===== Record set

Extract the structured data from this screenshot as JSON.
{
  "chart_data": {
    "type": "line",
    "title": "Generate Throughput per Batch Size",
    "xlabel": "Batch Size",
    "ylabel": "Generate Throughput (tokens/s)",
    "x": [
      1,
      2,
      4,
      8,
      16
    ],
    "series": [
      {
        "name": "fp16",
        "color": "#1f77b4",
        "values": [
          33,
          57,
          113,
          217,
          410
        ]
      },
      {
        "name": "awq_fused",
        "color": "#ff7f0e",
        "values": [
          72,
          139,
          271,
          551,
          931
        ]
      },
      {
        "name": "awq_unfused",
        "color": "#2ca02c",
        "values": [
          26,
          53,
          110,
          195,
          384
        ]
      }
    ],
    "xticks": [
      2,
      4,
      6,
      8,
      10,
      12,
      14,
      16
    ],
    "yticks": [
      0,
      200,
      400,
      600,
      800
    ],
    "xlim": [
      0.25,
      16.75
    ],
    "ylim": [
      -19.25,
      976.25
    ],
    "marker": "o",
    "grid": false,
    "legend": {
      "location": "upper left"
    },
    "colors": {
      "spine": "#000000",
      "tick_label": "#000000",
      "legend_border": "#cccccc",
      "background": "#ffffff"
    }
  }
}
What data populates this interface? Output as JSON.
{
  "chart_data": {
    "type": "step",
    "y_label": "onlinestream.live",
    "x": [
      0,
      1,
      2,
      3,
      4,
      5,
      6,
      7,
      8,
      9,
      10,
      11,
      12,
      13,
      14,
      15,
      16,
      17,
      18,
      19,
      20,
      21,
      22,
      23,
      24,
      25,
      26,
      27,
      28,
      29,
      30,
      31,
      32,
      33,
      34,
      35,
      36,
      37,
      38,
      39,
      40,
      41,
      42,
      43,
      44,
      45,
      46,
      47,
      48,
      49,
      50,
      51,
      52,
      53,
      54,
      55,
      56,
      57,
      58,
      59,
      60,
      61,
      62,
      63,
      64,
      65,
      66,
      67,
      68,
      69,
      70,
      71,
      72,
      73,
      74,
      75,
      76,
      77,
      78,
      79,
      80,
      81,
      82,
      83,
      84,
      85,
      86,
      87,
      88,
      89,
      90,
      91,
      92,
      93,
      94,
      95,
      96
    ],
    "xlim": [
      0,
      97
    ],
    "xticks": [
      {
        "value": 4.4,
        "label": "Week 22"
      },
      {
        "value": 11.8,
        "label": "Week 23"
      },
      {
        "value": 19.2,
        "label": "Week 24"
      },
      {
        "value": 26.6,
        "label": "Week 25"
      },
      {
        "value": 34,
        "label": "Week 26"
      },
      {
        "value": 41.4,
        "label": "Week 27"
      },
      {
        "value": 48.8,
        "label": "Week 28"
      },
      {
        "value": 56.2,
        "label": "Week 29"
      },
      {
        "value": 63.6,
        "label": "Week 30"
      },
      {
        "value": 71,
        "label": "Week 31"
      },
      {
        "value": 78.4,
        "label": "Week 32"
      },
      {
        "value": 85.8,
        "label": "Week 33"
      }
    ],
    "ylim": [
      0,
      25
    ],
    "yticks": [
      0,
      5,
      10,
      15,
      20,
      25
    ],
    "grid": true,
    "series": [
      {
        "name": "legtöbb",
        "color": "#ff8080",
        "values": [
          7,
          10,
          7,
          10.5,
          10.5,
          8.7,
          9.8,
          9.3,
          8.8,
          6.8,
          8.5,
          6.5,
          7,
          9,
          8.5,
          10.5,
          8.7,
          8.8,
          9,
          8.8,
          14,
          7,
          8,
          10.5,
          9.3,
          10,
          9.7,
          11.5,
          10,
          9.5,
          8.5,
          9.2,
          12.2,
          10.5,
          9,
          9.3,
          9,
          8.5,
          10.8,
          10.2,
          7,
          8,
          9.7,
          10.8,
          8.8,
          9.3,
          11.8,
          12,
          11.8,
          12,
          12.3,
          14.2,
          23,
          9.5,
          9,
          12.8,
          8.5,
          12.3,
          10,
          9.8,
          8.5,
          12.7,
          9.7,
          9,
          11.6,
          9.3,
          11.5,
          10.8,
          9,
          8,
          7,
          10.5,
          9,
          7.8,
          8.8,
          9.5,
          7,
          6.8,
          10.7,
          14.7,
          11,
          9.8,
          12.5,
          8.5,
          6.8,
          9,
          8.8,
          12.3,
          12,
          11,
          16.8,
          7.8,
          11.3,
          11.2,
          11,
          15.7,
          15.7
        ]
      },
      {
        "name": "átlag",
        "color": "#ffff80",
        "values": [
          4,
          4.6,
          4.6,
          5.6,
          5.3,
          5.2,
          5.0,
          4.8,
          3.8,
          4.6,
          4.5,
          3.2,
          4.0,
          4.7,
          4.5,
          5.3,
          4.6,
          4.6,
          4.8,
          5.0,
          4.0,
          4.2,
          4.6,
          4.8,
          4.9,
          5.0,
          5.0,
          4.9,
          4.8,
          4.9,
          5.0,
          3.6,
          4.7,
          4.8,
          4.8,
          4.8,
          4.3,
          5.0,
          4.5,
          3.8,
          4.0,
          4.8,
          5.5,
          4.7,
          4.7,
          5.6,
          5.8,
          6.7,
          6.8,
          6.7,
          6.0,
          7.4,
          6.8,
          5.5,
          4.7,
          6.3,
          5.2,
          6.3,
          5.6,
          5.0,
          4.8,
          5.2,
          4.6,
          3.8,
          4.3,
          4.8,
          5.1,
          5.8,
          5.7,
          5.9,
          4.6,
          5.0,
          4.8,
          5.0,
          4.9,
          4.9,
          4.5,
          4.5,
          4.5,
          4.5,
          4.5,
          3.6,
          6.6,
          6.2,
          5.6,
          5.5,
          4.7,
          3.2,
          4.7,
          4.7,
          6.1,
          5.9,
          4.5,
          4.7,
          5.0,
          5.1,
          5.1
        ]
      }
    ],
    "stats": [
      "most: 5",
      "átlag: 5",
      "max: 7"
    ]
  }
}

==========

*Instructions to follow*
Find all the lines containing "name" in the material, then copy them.

*Response*
        "name": "fp16",
        "name": "awq_fused",
        "name": "awq_unfused",
        "name": "legtöbb",
        "name": "átlag",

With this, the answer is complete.